THE PROBLEM |
Output the material exactly, but drop every image it holds.

LISTING |
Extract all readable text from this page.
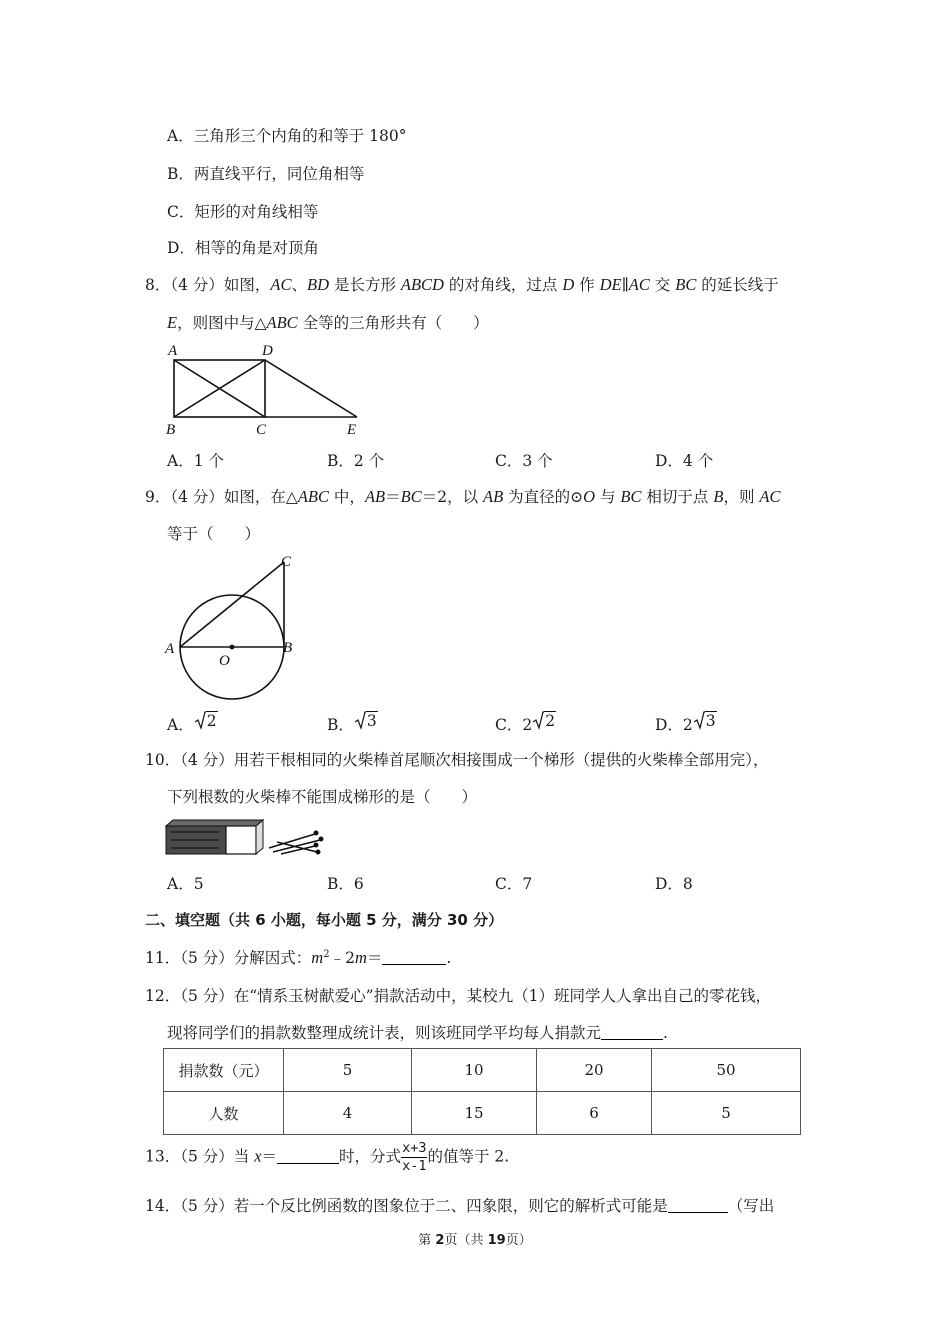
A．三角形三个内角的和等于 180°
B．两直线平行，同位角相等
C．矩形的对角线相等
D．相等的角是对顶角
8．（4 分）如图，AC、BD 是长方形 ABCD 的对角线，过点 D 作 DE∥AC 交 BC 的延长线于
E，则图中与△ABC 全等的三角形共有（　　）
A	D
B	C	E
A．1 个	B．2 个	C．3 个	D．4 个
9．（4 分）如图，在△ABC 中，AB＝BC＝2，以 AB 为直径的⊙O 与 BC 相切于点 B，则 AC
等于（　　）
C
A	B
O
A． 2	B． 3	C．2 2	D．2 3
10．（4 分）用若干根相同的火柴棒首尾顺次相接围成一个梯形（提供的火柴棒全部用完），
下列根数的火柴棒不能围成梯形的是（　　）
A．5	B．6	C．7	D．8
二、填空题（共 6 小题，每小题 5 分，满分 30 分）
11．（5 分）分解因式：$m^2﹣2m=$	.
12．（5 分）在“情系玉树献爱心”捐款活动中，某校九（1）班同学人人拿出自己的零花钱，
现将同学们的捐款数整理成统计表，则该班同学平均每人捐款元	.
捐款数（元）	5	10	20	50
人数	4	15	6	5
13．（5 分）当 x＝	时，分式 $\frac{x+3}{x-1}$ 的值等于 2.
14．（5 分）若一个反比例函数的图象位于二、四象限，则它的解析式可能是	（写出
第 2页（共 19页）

ANSWER IN FULL |
Extract all readable text from this page.
A．三角形三个内角的和等于 180°
B．两直线平行，同位角相等
C．矩形的对角线相等
D．相等的角是对顶角
8．（4 分）如图，AC、BD 是长方形 ABCD 的对角线，过点 D 作 DE∥AC 交 BC 的延长线于
E，则图中与△ABC 全等的三角形共有（　　）
A	D
B	C	E
A．1 个	B．2 个	C．3 个	D．4 个
9．（4 分）如图，在△ABC 中，AB＝BC＝2，以 AB 为直径的⊙O 与 BC 相切于点 B，则 AC
等于（　　）
C
A	B
O
A． 2	B． 3	C．2 2	D．2 3
10．（4 分）用若干根相同的火柴棒首尾顺次相接围成一个梯形（提供的火柴棒全部用完），
下列根数的火柴棒不能围成梯形的是（　　）
A．5	B．6	C．7	D．8
二、填空题（共 6 小题，每小题 5 分，满分 30 分）
11．（5 分）分解因式：$m^2﹣2m=$	.
12．（5 分）在“情系玉树献爱心”捐款活动中，某校九（1）班同学人人拿出自己的零花钱，
现将同学们的捐款数整理成统计表，则该班同学平均每人捐款元	.
捐款数（元）	5	10	20	50
人数	4	15	6	5
13．（5 分）当 x＝	时，分式 $\frac{x+3}{x-1}$ 的值等于 2.
14．（5 分）若一个反比例函数的图象位于二、四象限，则它的解析式可能是	（写出
第 2页（共 19页）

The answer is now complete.